> [Set problem] Copy all lines holding the word "本月章节学习次数" from the entries.

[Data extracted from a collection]
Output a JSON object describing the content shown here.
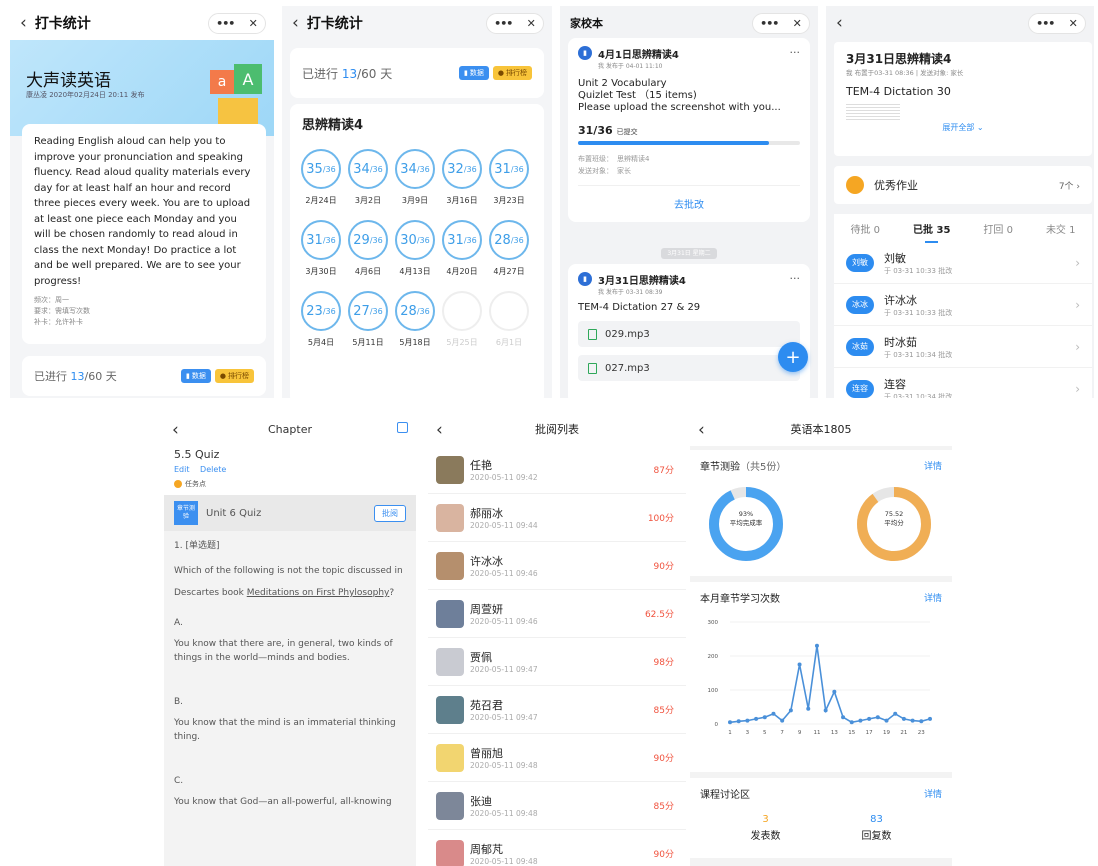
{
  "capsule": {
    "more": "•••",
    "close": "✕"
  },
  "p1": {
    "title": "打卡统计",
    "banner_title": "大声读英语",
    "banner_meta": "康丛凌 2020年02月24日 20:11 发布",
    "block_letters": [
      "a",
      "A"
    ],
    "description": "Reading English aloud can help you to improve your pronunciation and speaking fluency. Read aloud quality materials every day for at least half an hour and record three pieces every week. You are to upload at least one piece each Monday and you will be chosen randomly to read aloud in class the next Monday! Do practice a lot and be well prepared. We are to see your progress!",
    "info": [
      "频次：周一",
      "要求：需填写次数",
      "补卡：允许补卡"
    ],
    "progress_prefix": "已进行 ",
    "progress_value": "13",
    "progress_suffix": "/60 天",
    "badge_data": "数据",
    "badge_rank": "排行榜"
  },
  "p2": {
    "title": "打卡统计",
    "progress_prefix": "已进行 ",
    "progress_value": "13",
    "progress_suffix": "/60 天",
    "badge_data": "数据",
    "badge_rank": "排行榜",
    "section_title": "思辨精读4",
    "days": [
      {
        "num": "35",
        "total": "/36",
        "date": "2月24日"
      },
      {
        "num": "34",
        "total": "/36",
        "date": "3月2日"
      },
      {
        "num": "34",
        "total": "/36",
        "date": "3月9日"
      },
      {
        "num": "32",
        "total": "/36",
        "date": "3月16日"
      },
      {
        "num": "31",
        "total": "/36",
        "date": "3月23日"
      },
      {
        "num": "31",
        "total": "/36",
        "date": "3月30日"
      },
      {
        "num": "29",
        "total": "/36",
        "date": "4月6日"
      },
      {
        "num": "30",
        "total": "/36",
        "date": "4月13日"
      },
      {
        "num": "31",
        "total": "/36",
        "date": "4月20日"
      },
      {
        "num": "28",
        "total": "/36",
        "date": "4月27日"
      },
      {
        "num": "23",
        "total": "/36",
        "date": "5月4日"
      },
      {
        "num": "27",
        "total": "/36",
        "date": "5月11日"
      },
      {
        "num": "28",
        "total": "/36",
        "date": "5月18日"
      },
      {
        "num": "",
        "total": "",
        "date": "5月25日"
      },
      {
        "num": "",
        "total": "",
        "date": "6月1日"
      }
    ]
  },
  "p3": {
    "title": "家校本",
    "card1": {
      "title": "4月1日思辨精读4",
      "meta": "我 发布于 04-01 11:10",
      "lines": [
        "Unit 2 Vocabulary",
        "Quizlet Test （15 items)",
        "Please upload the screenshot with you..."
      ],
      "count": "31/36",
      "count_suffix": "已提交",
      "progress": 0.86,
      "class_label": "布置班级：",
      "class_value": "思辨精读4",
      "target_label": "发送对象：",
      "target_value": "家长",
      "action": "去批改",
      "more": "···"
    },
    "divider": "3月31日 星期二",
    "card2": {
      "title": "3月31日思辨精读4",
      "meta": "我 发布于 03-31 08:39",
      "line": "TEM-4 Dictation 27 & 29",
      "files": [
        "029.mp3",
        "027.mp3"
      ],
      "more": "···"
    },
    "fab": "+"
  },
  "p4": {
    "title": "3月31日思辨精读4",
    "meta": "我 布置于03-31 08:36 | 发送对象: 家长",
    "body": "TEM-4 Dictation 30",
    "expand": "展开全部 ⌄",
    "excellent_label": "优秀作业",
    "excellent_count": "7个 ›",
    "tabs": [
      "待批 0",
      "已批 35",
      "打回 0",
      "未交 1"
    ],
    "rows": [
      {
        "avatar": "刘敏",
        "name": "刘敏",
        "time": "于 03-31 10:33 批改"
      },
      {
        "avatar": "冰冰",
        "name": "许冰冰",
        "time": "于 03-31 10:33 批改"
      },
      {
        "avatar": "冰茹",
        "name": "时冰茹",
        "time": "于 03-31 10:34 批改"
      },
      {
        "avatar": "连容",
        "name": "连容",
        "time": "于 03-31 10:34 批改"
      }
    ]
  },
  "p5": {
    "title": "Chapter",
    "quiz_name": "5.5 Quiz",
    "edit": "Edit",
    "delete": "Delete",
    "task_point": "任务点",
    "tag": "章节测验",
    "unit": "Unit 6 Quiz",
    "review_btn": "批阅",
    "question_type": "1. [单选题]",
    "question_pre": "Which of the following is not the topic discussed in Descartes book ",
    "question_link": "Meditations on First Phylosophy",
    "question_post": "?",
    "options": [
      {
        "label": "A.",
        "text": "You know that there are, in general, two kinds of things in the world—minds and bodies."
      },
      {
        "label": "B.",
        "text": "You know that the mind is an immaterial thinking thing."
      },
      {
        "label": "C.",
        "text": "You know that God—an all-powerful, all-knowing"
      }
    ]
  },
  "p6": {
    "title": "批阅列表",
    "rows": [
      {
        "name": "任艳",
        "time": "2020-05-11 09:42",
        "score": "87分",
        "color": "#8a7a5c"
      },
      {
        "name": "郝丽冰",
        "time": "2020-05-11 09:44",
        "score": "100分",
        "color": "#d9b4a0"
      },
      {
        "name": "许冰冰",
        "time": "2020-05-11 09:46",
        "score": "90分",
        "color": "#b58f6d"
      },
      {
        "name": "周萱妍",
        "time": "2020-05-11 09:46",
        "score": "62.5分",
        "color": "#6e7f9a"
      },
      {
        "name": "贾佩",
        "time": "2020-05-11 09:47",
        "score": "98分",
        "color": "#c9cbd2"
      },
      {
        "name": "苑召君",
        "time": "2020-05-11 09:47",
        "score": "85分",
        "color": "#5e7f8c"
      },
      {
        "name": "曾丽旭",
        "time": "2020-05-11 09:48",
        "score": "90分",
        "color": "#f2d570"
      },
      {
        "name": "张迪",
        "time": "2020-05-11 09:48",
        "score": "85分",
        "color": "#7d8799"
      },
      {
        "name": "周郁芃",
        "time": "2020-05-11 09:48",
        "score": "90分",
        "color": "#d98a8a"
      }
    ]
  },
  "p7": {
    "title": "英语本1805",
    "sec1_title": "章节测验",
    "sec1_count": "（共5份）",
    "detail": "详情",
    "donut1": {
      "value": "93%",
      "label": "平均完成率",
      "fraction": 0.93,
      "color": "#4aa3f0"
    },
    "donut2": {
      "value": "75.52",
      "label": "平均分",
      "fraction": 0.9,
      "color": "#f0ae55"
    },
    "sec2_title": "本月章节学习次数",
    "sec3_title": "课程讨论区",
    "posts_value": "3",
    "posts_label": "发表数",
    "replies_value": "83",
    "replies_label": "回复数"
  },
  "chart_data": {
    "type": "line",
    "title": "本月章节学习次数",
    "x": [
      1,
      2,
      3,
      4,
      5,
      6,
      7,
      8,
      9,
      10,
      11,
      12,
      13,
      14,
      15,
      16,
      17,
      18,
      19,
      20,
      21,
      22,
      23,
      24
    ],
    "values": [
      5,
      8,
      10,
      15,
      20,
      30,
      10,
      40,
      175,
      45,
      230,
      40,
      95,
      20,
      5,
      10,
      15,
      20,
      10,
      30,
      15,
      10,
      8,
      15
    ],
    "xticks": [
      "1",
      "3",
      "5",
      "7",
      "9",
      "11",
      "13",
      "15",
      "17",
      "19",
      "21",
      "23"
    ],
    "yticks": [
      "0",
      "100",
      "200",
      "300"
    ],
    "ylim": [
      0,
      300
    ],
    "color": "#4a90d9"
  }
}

> [Complete output]
    "sec2_title": "本月章节学习次数",
    "title": "本月章节学习次数",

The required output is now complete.